WHAT YOU ARE ASKED TO DO >> Copy every line in which the string "Stack" occurs.
─── MATERIAL PROVIDED ───
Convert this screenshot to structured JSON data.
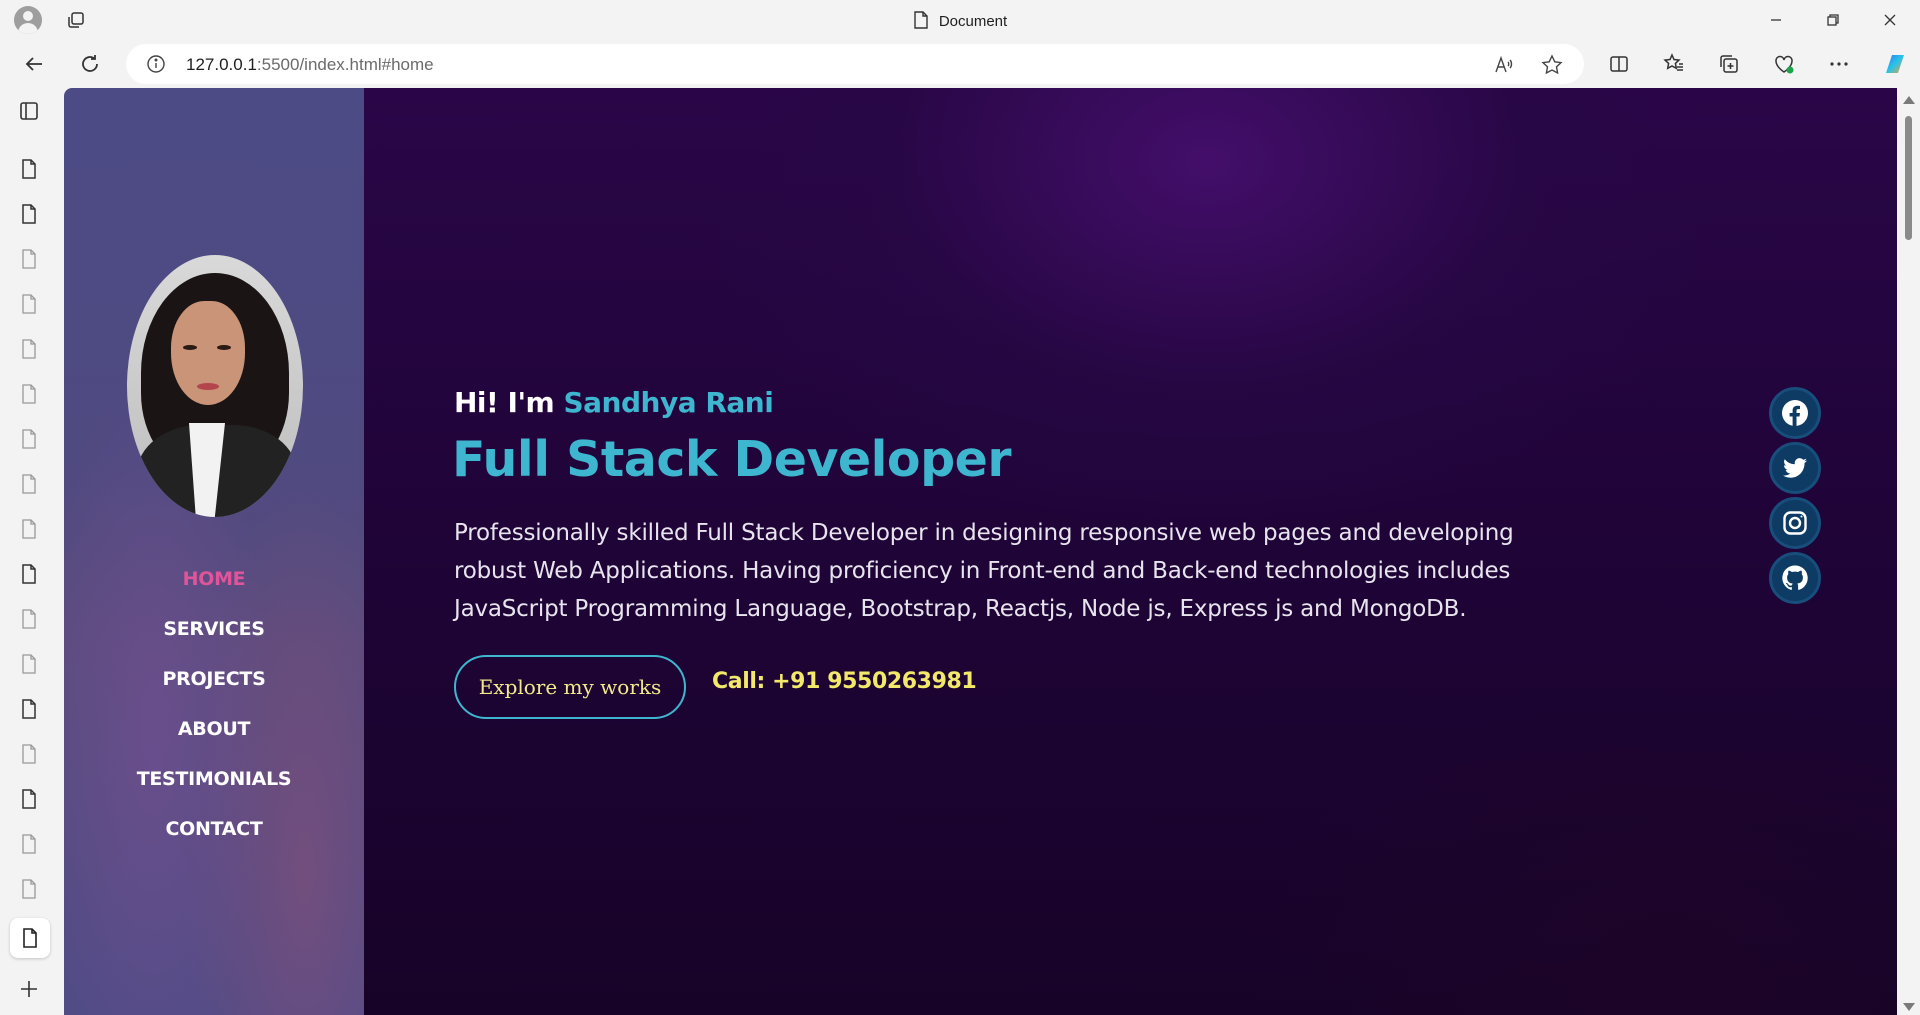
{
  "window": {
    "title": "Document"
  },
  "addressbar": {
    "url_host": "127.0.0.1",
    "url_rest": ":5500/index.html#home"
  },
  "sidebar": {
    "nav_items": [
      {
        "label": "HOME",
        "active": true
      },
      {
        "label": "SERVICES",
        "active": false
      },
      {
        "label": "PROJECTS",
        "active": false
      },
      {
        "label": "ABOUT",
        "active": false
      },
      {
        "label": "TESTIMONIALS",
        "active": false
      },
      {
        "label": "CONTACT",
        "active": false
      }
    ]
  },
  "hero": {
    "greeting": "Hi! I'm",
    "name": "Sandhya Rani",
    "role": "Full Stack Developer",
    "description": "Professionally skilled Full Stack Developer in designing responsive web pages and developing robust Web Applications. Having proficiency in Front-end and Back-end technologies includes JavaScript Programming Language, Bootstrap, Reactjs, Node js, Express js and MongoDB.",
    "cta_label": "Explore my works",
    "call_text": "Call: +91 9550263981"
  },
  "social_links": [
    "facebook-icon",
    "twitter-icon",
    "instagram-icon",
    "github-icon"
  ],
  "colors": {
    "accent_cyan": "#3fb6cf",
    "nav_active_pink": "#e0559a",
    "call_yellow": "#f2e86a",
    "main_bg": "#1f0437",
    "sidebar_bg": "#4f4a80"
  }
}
───
WRITTEN SOLUTION >>
    "role": "Full Stack Developer",
    "description": "Professionally skilled Full Stack Developer in designing responsive web pages and developing robust Web Applications. Having proficiency in Front-end and Back-end technologies includes JavaScript Programming Language, Bootstrap, Reactjs, Node js, Express js and MongoDB.",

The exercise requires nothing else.